» **Stated problem**:
Set down each entry from the block beneath, exactly as written.

= = =

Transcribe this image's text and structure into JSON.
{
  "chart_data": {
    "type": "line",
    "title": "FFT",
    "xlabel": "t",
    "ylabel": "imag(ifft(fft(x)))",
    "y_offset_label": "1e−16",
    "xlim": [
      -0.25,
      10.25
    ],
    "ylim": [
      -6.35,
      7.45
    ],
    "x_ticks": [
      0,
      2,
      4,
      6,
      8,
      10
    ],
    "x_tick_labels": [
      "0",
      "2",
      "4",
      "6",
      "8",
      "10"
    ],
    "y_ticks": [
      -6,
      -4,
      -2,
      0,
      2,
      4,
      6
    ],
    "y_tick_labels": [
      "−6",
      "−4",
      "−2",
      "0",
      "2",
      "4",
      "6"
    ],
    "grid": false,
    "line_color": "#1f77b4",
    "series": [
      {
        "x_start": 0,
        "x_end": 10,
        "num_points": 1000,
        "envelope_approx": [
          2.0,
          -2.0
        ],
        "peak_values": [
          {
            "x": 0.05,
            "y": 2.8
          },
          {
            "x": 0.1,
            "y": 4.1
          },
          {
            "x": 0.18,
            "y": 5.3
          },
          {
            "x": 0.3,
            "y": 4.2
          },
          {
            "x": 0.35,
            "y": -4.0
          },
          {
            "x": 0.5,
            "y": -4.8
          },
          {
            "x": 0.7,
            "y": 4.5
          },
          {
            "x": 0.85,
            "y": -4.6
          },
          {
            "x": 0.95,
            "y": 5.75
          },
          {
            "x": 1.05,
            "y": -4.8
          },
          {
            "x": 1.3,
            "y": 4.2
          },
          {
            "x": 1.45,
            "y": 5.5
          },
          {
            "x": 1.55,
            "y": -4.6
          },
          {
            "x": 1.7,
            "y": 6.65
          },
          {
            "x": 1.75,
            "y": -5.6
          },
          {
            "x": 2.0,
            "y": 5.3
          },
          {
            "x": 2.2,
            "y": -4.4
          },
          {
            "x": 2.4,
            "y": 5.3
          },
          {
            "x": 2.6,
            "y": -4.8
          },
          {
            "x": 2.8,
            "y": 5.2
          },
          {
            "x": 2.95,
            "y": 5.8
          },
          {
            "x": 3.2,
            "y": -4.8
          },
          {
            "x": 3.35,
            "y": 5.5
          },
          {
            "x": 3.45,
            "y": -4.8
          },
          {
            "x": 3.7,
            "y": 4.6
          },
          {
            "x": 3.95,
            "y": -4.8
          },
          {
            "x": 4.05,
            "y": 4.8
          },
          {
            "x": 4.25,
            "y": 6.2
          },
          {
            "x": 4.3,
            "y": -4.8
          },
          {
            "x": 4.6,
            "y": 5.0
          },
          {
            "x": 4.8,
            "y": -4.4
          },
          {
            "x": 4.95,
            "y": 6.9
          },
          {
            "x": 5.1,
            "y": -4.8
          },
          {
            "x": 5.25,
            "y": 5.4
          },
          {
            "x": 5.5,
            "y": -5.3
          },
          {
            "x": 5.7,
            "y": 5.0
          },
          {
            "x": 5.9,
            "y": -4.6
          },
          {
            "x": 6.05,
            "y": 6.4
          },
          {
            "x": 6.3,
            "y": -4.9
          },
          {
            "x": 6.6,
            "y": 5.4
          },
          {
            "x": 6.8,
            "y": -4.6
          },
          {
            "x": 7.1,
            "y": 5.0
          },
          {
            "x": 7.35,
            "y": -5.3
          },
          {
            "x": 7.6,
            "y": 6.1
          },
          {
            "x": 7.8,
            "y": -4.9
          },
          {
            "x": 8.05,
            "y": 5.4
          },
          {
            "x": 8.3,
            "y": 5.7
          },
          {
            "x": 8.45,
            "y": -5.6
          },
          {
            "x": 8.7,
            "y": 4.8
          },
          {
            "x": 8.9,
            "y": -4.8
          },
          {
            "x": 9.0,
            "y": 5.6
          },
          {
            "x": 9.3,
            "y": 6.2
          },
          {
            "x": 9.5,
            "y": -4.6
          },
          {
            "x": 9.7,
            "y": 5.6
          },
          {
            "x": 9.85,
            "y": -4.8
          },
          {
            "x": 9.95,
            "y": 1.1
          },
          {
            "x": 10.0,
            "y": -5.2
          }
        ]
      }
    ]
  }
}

= = =

» **Correct output**:
Transcribe this image's text and structure into JSON.
{
  "chart_data": {
    "type": "line",
    "title": "FFT",
    "xlabel": "t",
    "ylabel": "imag(ifft(fft(x)))",
    "y_offset_label": "1e−16",
    "xlim": [
      -0.25,
      10.25
    ],
    "ylim": [
      -6.35,
      7.45
    ],
    "x_ticks": [
      0,
      2,
      4,
      6,
      8,
      10
    ],
    "x_tick_labels": [
      "0",
      "2",
      "4",
      "6",
      "8",
      "10"
    ],
    "y_ticks": [
      -6,
      -4,
      -2,
      0,
      2,
      4,
      6
    ],
    "y_tick_labels": [
      "−6",
      "−4",
      "−2",
      "0",
      "2",
      "4",
      "6"
    ],
    "grid": false,
    "line_color": "#1f77b4",
    "series": [
      {
        "x_start": 0,
        "x_end": 10,
        "num_points": 1000,
        "envelope_approx": [
          2.0,
          -2.0
        ],
        "peak_values": [
          {
            "x": 0.05,
            "y": 2.8
          },
          {
            "x": 0.1,
            "y": 4.1
          },
          {
            "x": 0.18,
            "y": 5.3
          },
          {
            "x": 0.3,
            "y": 4.2
          },
          {
            "x": 0.35,
            "y": -4.0
          },
          {
            "x": 0.5,
            "y": -4.8
          },
          {
            "x": 0.7,
            "y": 4.5
          },
          {
            "x": 0.85,
            "y": -4.6
          },
          {
            "x": 0.95,
            "y": 5.75
          },
          {
            "x": 1.05,
            "y": -4.8
          },
          {
            "x": 1.3,
            "y": 4.2
          },
          {
            "x": 1.45,
            "y": 5.5
          },
          {
            "x": 1.55,
            "y": -4.6
          },
          {
            "x": 1.7,
            "y": 6.65
          },
          {
            "x": 1.75,
            "y": -5.6
          },
          {
            "x": 2.0,
            "y": 5.3
          },
          {
            "x": 2.2,
            "y": -4.4
          },
          {
            "x": 2.4,
            "y": 5.3
          },
          {
            "x": 2.6,
            "y": -4.8
          },
          {
            "x": 2.8,
            "y": 5.2
          },
          {
            "x": 2.95,
            "y": 5.8
          },
          {
            "x": 3.2,
            "y": -4.8
          },
          {
            "x": 3.35,
            "y": 5.5
          },
          {
            "x": 3.45,
            "y": -4.8
          },
          {
            "x": 3.7,
            "y": 4.6
          },
          {
            "x": 3.95,
            "y": -4.8
          },
          {
            "x": 4.05,
            "y": 4.8
          },
          {
            "x": 4.25,
            "y": 6.2
          },
          {
            "x": 4.3,
            "y": -4.8
          },
          {
            "x": 4.6,
            "y": 5.0
          },
          {
            "x": 4.8,
            "y": -4.4
          },
          {
            "x": 4.95,
            "y": 6.9
          },
          {
            "x": 5.1,
            "y": -4.8
          },
          {
            "x": 5.25,
            "y": 5.4
          },
          {
            "x": 5.5,
            "y": -5.3
          },
          {
            "x": 5.7,
            "y": 5.0
          },
          {
            "x": 5.9,
            "y": -4.6
          },
          {
            "x": 6.05,
            "y": 6.4
          },
          {
            "x": 6.3,
            "y": -4.9
          },
          {
            "x": 6.6,
            "y": 5.4
          },
          {
            "x": 6.8,
            "y": -4.6
          },
          {
            "x": 7.1,
            "y": 5.0
          },
          {
            "x": 7.35,
            "y": -5.3
          },
          {
            "x": 7.6,
            "y": 6.1
          },
          {
            "x": 7.8,
            "y": -4.9
          },
          {
            "x": 8.05,
            "y": 5.4
          },
          {
            "x": 8.3,
            "y": 5.7
          },
          {
            "x": 8.45,
            "y": -5.6
          },
          {
            "x": 8.7,
            "y": 4.8
          },
          {
            "x": 8.9,
            "y": -4.8
          },
          {
            "x": 9.0,
            "y": 5.6
          },
          {
            "x": 9.3,
            "y": 6.2
          },
          {
            "x": 9.5,
            "y": -4.6
          },
          {
            "x": 9.7,
            "y": 5.6
          },
          {
            "x": 9.85,
            "y": -4.8
          },
          {
            "x": 9.95,
            "y": 1.1
          },
          {
            "x": 10.0,
            "y": -5.2
          }
        ]
      }
    ]
  }
}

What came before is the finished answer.